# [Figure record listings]
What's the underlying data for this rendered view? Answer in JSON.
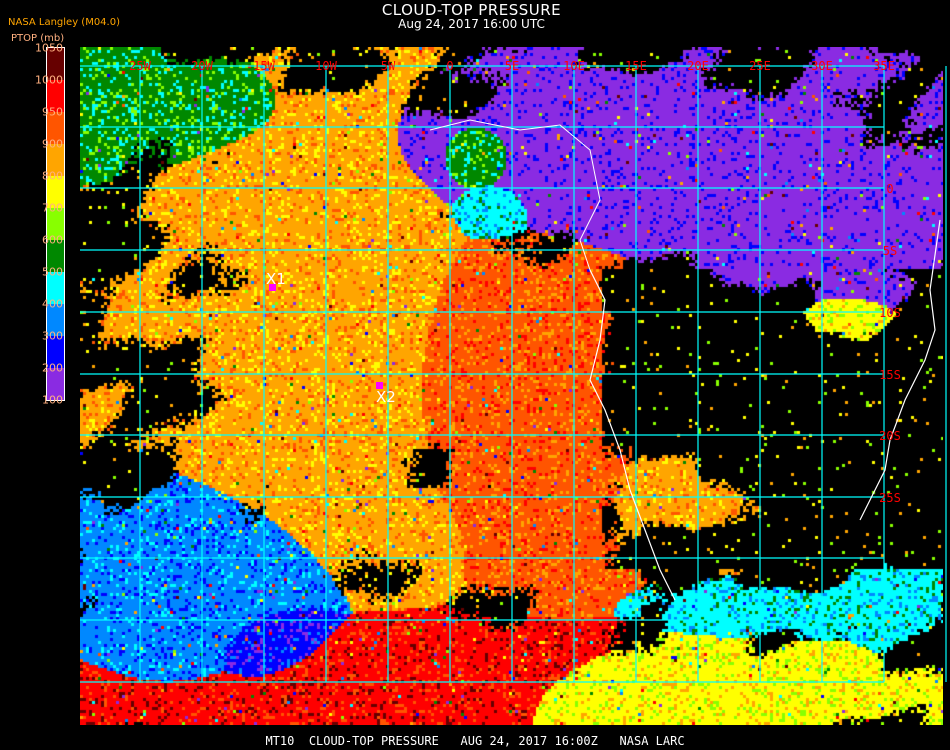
{
  "header": {
    "title": "CLOUD-TOP PRESSURE",
    "datetime": "Aug 24, 2017 16:00 UTC",
    "source": "NASA Langley (M04.0)"
  },
  "legend": {
    "label": "PTOP (mb)",
    "ticks": [
      "1050",
      "1000",
      "950",
      "900",
      "800",
      "700",
      "600",
      "500",
      "400",
      "300",
      "200",
      "100"
    ],
    "colors": [
      "#660000",
      "#ff0000",
      "#ff5500",
      "#ffa500",
      "#ffff00",
      "#88ff00",
      "#008800",
      "#00ffff",
      "#0088ff",
      "#0000ff",
      "#8a2be2"
    ]
  },
  "map": {
    "longitude_labels": [
      "25W",
      "20W",
      "15W",
      "10W",
      "5W",
      "0",
      "5E",
      "10E",
      "15E",
      "20E",
      "25E",
      "30E",
      "35E"
    ],
    "latitude_labels": [
      "0",
      "5S",
      "10S",
      "15S",
      "20S",
      "25S"
    ],
    "grid_color": "#00ffff",
    "label_color": "#ff0000",
    "coastline_color": "#ffffff",
    "markers": [
      {
        "label": "X1",
        "color": "#ff00ff"
      },
      {
        "label": "X2",
        "color": "#ff00ff"
      }
    ]
  },
  "footer": {
    "product": "MT10",
    "title": "CLOUD-TOP PRESSURE",
    "datetime": "AUG 24, 2017 16:00Z",
    "agency": "NASA LARC"
  }
}
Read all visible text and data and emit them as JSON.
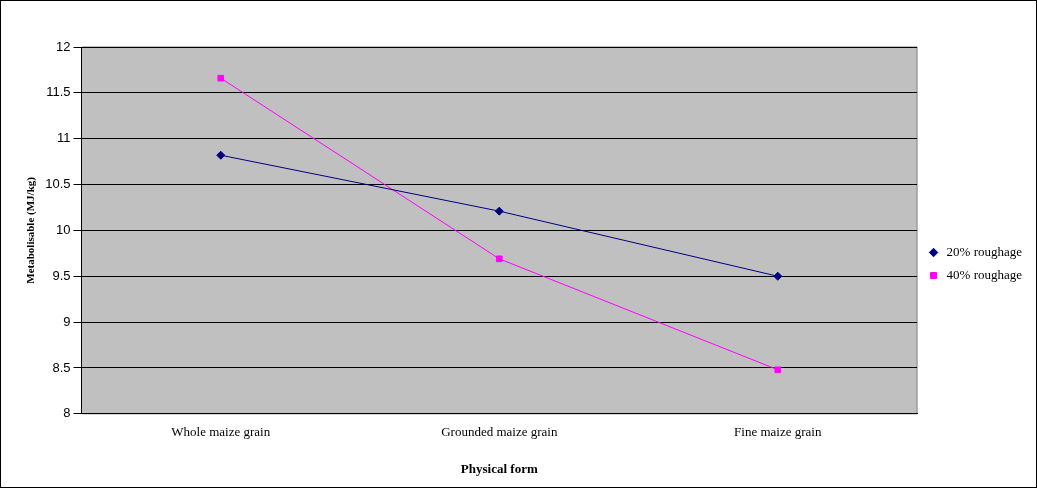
{
  "chart_data": {
    "type": "line",
    "xlabel": "Physical form",
    "ylabel": "Metabolisable (MJ/kg)",
    "categories": [
      "Whole maize grain",
      "Grounded maize grain",
      "Fine maize grain"
    ],
    "series": [
      {
        "name": "20% roughage",
        "color": "#000080",
        "marker": "diamond",
        "values": [
          10.82,
          10.21,
          9.5
        ]
      },
      {
        "name": "40% roughage",
        "color": "#ff00ff",
        "marker": "square",
        "values": [
          11.66,
          9.69,
          8.48
        ]
      }
    ],
    "ylim": [
      8,
      12
    ],
    "yticks": [
      8,
      8.5,
      9,
      9.5,
      10,
      10.5,
      11,
      11.5,
      12
    ],
    "grid": "y",
    "legend": "right",
    "line_style": "solid"
  }
}
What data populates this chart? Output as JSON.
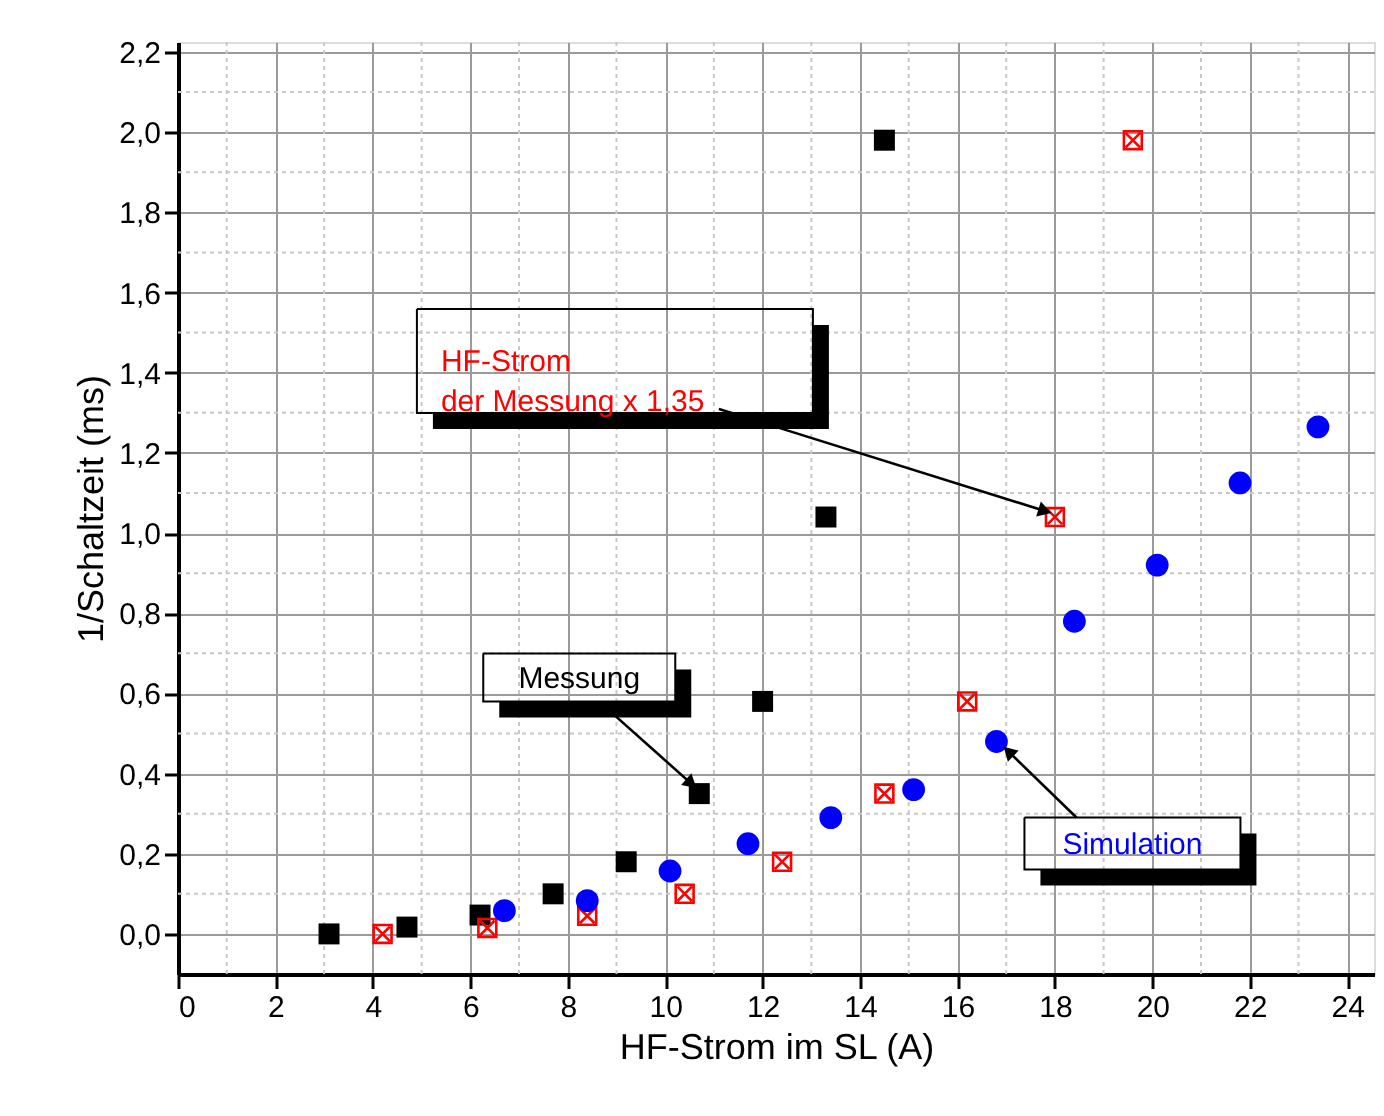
{
  "chart_data": {
    "type": "scatter",
    "xlabel": "HF-Strom im SL (A)",
    "ylabel": "1/Schaltzeit (ms)",
    "xlim": [
      0,
      24.55
    ],
    "ylim": [
      -0.1,
      2.225
    ],
    "xticks": [
      0,
      {
        "value": 1,
        "label": null
      },
      2,
      {
        "value": 3,
        "label": null
      },
      4,
      {
        "value": 5,
        "label": null
      },
      6,
      {
        "value": 7,
        "label": null
      },
      8,
      {
        "value": 9,
        "label": null
      },
      10,
      {
        "value": 11,
        "label": null
      },
      12,
      {
        "value": 13,
        "label": null
      },
      14,
      {
        "value": 15,
        "label": null
      },
      16,
      {
        "value": 17,
        "label": null
      },
      18,
      {
        "value": 19,
        "label": null
      },
      20,
      {
        "value": 21,
        "label": null
      },
      22,
      {
        "value": 23,
        "label": null
      },
      24
    ],
    "yticks": [
      {
        "value": 0,
        "label": "0,0"
      },
      {
        "value": 0.1,
        "label": null
      },
      {
        "value": 0.2,
        "label": "0,2"
      },
      {
        "value": 0.3,
        "label": null
      },
      {
        "value": 0.4,
        "label": "0,4"
      },
      {
        "value": 0.5,
        "label": null
      },
      {
        "value": 0.6,
        "label": "0,6"
      },
      {
        "value": 0.7,
        "label": null
      },
      {
        "value": 0.8,
        "label": "0,8"
      },
      {
        "value": 0.9,
        "label": null
      },
      {
        "value": 1.0,
        "label": "1,0"
      },
      {
        "value": 1.1,
        "label": null
      },
      {
        "value": 1.2,
        "label": "1,2"
      },
      {
        "value": 1.3,
        "label": null
      },
      {
        "value": 1.4,
        "label": "1,4"
      },
      {
        "value": 1.5,
        "label": null
      },
      {
        "value": 1.6,
        "label": "1,6"
      },
      {
        "value": 1.7,
        "label": null
      },
      {
        "value": 1.8,
        "label": "1,8"
      },
      {
        "value": 1.9,
        "label": null
      },
      {
        "value": 2.0,
        "label": "2,0"
      },
      {
        "value": 2.1,
        "label": null
      },
      {
        "value": 2.2,
        "label": "2,2"
      }
    ],
    "grid": true,
    "series": [
      {
        "color": "#000000",
        "marker": "square",
        "x": [
          3.1,
          4.7,
          6.2,
          7.7,
          9.2,
          10.7,
          12.0,
          13.3,
          14.5
        ],
        "values": [
          0.0,
          0.017,
          0.047,
          0.1,
          0.18,
          0.35,
          0.58,
          1.04,
          1.98
        ]
      },
      {
        "color": "#ff0000",
        "marker": "cross",
        "x": [
          4.2,
          6.35,
          8.4,
          10.4,
          12.4,
          14.5,
          16.2,
          18.0,
          19.6
        ],
        "values": [
          0.0,
          0.015,
          0.045,
          0.1,
          0.18,
          0.35,
          0.58,
          1.04,
          1.98
        ]
      },
      {
        "color": "#0000ff",
        "marker": "circle",
        "x": [
          6.7,
          8.4,
          10.1,
          11.7,
          13.4,
          15.1,
          16.8,
          18.4,
          20.1,
          21.8,
          23.4
        ],
        "values": [
          0.058,
          0.083,
          0.157,
          0.225,
          0.29,
          0.36,
          0.48,
          0.78,
          0.92,
          1.125,
          1.265
        ]
      }
    ],
    "annotations": [
      {
        "text": "HF-Strom\nder Messung x 1,35",
        "x": 18.0,
        "y": 1.04
      },
      {
        "text": "Messung",
        "x": 10.7,
        "y": 0.35
      },
      {
        "text": "Simulation",
        "x": 16.8,
        "y": 0.48
      }
    ]
  }
}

# [EXERCISE]
Find "JSON". Copy every line it occurs in.

# [SOLUTION]
What's the underlying data for this rendered view? Answer in JSON.
Read all visible text and data and emit them as JSON.
What data populates this chart? Output as JSON.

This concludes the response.